[Data lines]
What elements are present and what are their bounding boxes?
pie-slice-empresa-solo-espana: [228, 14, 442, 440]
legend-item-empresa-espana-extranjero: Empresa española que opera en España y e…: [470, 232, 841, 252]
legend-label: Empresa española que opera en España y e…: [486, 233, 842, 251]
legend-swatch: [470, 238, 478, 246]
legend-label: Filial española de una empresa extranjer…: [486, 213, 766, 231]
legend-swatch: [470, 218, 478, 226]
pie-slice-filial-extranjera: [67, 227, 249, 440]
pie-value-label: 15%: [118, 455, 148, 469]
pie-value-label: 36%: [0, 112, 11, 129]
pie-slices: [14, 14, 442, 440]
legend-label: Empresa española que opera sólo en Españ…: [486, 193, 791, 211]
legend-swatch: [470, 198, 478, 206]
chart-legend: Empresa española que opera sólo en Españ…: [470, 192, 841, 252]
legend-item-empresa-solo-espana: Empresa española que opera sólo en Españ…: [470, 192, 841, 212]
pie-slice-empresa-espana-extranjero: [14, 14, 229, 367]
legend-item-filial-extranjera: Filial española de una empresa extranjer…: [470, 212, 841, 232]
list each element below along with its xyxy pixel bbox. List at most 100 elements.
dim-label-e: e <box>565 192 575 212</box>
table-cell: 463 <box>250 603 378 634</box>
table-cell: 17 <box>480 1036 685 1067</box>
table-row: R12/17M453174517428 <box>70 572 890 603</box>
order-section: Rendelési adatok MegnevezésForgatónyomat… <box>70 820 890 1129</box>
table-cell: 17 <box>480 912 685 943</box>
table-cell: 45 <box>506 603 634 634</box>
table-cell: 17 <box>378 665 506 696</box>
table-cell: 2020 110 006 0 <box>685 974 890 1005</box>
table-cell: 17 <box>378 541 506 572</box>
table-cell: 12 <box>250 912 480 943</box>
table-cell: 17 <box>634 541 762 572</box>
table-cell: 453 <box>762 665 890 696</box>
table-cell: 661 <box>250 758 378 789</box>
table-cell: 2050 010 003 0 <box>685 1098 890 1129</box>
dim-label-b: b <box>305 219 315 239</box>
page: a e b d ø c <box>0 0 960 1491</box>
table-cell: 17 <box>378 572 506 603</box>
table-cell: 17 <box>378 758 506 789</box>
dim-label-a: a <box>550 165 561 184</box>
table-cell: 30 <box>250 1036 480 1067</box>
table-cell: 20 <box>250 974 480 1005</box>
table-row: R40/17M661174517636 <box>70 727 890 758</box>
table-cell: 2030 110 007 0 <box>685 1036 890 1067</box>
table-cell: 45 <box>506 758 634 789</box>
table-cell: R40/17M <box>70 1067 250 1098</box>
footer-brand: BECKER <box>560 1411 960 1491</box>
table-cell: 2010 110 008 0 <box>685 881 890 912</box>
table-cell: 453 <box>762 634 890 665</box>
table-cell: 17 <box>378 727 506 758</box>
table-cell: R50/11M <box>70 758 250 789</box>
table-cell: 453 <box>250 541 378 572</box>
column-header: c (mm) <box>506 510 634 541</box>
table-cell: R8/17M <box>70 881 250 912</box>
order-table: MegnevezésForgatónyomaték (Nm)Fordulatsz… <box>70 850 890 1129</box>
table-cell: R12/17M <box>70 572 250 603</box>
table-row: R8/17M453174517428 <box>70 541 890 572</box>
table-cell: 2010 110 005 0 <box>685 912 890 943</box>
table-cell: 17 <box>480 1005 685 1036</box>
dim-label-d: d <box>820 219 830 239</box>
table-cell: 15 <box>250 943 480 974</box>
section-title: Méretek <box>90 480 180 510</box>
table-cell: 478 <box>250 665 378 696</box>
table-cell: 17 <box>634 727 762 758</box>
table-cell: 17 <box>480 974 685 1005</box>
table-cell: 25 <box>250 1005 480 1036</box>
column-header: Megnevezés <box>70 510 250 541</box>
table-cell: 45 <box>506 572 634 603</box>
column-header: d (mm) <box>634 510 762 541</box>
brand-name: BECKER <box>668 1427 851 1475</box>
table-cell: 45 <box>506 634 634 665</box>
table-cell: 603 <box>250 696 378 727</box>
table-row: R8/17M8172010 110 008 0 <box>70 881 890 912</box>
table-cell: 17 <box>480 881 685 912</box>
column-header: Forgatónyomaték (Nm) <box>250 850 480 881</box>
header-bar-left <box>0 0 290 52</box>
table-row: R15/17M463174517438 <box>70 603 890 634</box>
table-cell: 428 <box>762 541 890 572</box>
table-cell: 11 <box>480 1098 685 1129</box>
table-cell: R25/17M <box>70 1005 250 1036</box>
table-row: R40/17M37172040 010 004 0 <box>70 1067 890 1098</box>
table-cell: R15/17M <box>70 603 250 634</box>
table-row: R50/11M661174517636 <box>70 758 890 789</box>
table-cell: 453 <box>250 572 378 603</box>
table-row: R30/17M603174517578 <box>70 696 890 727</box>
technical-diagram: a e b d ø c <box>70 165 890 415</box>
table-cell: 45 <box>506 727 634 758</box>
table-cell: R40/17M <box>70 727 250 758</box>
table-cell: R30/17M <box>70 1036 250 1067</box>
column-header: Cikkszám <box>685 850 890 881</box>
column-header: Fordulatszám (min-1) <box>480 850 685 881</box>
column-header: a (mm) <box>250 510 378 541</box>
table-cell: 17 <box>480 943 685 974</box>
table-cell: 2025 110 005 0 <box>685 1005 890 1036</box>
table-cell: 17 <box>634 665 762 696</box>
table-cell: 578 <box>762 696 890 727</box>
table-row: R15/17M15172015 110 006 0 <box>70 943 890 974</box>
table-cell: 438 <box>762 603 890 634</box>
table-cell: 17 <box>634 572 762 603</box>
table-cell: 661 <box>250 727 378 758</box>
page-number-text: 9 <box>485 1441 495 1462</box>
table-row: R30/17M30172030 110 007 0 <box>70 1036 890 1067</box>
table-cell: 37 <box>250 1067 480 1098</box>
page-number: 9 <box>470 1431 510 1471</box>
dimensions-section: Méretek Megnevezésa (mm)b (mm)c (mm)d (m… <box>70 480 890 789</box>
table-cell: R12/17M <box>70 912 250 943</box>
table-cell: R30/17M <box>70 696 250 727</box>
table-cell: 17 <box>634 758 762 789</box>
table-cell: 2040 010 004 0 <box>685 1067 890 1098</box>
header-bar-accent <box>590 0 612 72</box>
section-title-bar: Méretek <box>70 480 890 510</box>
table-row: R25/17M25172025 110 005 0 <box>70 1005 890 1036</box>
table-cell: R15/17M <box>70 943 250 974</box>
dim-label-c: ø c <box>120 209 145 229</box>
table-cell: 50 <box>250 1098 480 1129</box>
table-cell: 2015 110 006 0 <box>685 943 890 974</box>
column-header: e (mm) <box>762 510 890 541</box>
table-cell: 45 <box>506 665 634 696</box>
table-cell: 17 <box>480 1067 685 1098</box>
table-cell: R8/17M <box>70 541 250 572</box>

▶ [Problem statement]:
Reproduce all of the material above word for word, keeping every character unchanged.

▶ [The solution]:
What elements are present and what are their bounding boxes?
pie-slice-empresa-solo-espana: [228, 14, 442, 440]
legend-item-empresa-espana-extranjero: Empresa española que opera en España y e…: [470, 232, 841, 252]
legend-label: Empresa española que opera en España y e…: [486, 233, 842, 251]
legend-swatch: [470, 238, 478, 246]
legend-label: Filial española de una empresa extranjer…: [486, 213, 766, 231]
legend-swatch: [470, 218, 478, 226]
pie-slice-filial-extranjera: [67, 227, 249, 440]
pie-value-label: 15%: [118, 455, 148, 469]
pie-value-label: 36%: [0, 112, 11, 129]
pie-slices: [14, 14, 442, 440]
legend-label: Empresa española que opera sólo en Españ…: [486, 193, 791, 211]
legend-swatch: [470, 198, 478, 206]
chart-legend: Empresa española que opera sólo en Españ…: [470, 192, 841, 252]
legend-item-empresa-solo-espana: Empresa española que opera sólo en Españ…: [470, 192, 841, 212]
pie-slice-empresa-espana-extranjero: [14, 14, 229, 367]
legend-item-filial-extranjera: Filial española de una empresa extranjer…: [470, 212, 841, 232]
list each element below along with its xyxy pixel bbox. List at most 100 elements.
dim-label-e: e <box>565 192 575 212</box>
table-cell: 463 <box>250 603 378 634</box>
table-cell: 17 <box>480 1036 685 1067</box>
table-row: R12/17M453174517428 <box>70 572 890 603</box>
order-section: Rendelési adatok MegnevezésForgatónyomat… <box>70 820 890 1129</box>
table-cell: 17 <box>480 912 685 943</box>
table-cell: 45 <box>506 603 634 634</box>
table-cell: 17 <box>378 665 506 696</box>
table-cell: 2020 110 006 0 <box>685 974 890 1005</box>
table-cell: 17 <box>378 541 506 572</box>
table-cell: 12 <box>250 912 480 943</box>
table-cell: 17 <box>634 541 762 572</box>
table-cell: 453 <box>762 665 890 696</box>
table-cell: 661 <box>250 758 378 789</box>
table-cell: 2050 010 003 0 <box>685 1098 890 1129</box>
dim-label-b: b <box>305 219 315 239</box>
page: a e b d ø c <box>0 0 960 1491</box>
table-cell: 17 <box>378 572 506 603</box>
table-cell: 17 <box>378 758 506 789</box>
dim-label-a: a <box>550 165 561 184</box>
table-cell: 30 <box>250 1036 480 1067</box>
table-cell: 20 <box>250 974 480 1005</box>
table-row: R40/17M661174517636 <box>70 727 890 758</box>
table-cell: 2030 110 007 0 <box>685 1036 890 1067</box>
table-cell: 45 <box>506 758 634 789</box>
table-cell: R40/17M <box>70 1067 250 1098</box>
footer-brand: BECKER <box>560 1411 960 1491</box>
table-cell: 2010 110 008 0 <box>685 881 890 912</box>
table-cell: 453 <box>762 634 890 665</box>
table-cell: 17 <box>378 727 506 758</box>
table-cell: R50/11M <box>70 758 250 789</box>
table-cell: 453 <box>250 541 378 572</box>
column-header: c (mm) <box>506 510 634 541</box>
table-cell: R8/17M <box>70 881 250 912</box>
order-table: MegnevezésForgatónyomaték (Nm)Fordulatsz… <box>70 850 890 1129</box>
table-cell: R12/17M <box>70 572 250 603</box>
table-row: R8/17M453174517428 <box>70 541 890 572</box>
table-cell: 2010 110 005 0 <box>685 912 890 943</box>
table-cell: 17 <box>480 1005 685 1036</box>
dim-label-d: d <box>820 219 830 239</box>
table-cell: 15 <box>250 943 480 974</box>
section-title: Méretek <box>90 480 180 510</box>
table-cell: 478 <box>250 665 378 696</box>
table-cell: 17 <box>634 727 762 758</box>
table-cell: 17 <box>480 974 685 1005</box>
table-cell: 25 <box>250 1005 480 1036</box>
column-header: Megnevezés <box>70 510 250 541</box>
table-cell: 45 <box>506 572 634 603</box>
column-header: d (mm) <box>634 510 762 541</box>
brand-name: BECKER <box>668 1427 851 1475</box>
table-cell: 45 <box>506 634 634 665</box>
table-cell: 603 <box>250 696 378 727</box>
table-row: R8/17M8172010 110 008 0 <box>70 881 890 912</box>
table-cell: 17 <box>480 881 685 912</box>
column-header: Forgatónyomaték (Nm) <box>250 850 480 881</box>
header-bar-left <box>0 0 290 52</box>
table-row: R15/17M463174517438 <box>70 603 890 634</box>
table-cell: 428 <box>762 541 890 572</box>
table-cell: 11 <box>480 1098 685 1129</box>
table-cell: R25/17M <box>70 1005 250 1036</box>
table-row: R40/17M37172040 010 004 0 <box>70 1067 890 1098</box>
table-cell: R15/17M <box>70 603 250 634</box>
table-row: R50/11M661174517636 <box>70 758 890 789</box>
table-cell: 453 <box>250 572 378 603</box>
table-row: R30/17M603174517578 <box>70 696 890 727</box>
technical-diagram: a e b d ø c <box>70 165 890 415</box>
table-cell: 45 <box>506 727 634 758</box>
table-cell: R40/17M <box>70 727 250 758</box>
table-cell: R30/17M <box>70 1036 250 1067</box>
column-header: Cikkszám <box>685 850 890 881</box>
column-header: Fordulatszám (min-1) <box>480 850 685 881</box>
column-header: a (mm) <box>250 510 378 541</box>
table-cell: 17 <box>480 943 685 974</box>
table-cell: 2025 110 005 0 <box>685 1005 890 1036</box>
table-cell: 17 <box>634 665 762 696</box>
table-cell: 578 <box>762 696 890 727</box>
table-row: R15/17M15172015 110 006 0 <box>70 943 890 974</box>
table-cell: 438 <box>762 603 890 634</box>
table-cell: 17 <box>634 572 762 603</box>
table-cell: 661 <box>250 727 378 758</box>
page-number-text: 9 <box>485 1441 495 1462</box>
table-row: R30/17M30172030 110 007 0 <box>70 1036 890 1067</box>
table-cell: 37 <box>250 1067 480 1098</box>
page-number: 9 <box>470 1431 510 1471</box>
dimensions-section: Méretek Megnevezésa (mm)b (mm)c (mm)d (m… <box>70 480 890 789</box>
table-cell: R12/17M <box>70 912 250 943</box>
table-cell: R30/17M <box>70 696 250 727</box>
table-cell: 17 <box>634 758 762 789</box>
table-cell: 2040 010 004 0 <box>685 1067 890 1098</box>
header-bar-accent <box>590 0 612 72</box>
section-title-bar: Méretek <box>70 480 890 510</box>
table-row: R25/17M25172025 110 005 0 <box>70 1005 890 1036</box>
table-cell: R15/17M <box>70 943 250 974</box>
dim-label-c: ø c <box>120 209 145 229</box>
table-cell: 50 <box>250 1098 480 1129</box>
table-cell: 2015 110 006 0 <box>685 943 890 974</box>
column-header: e (mm) <box>762 510 890 541</box>
table-cell: 45 <box>506 665 634 696</box>
table-cell: 17 <box>480 1067 685 1098</box>
table-cell: R8/17M <box>70 541 250 572</box>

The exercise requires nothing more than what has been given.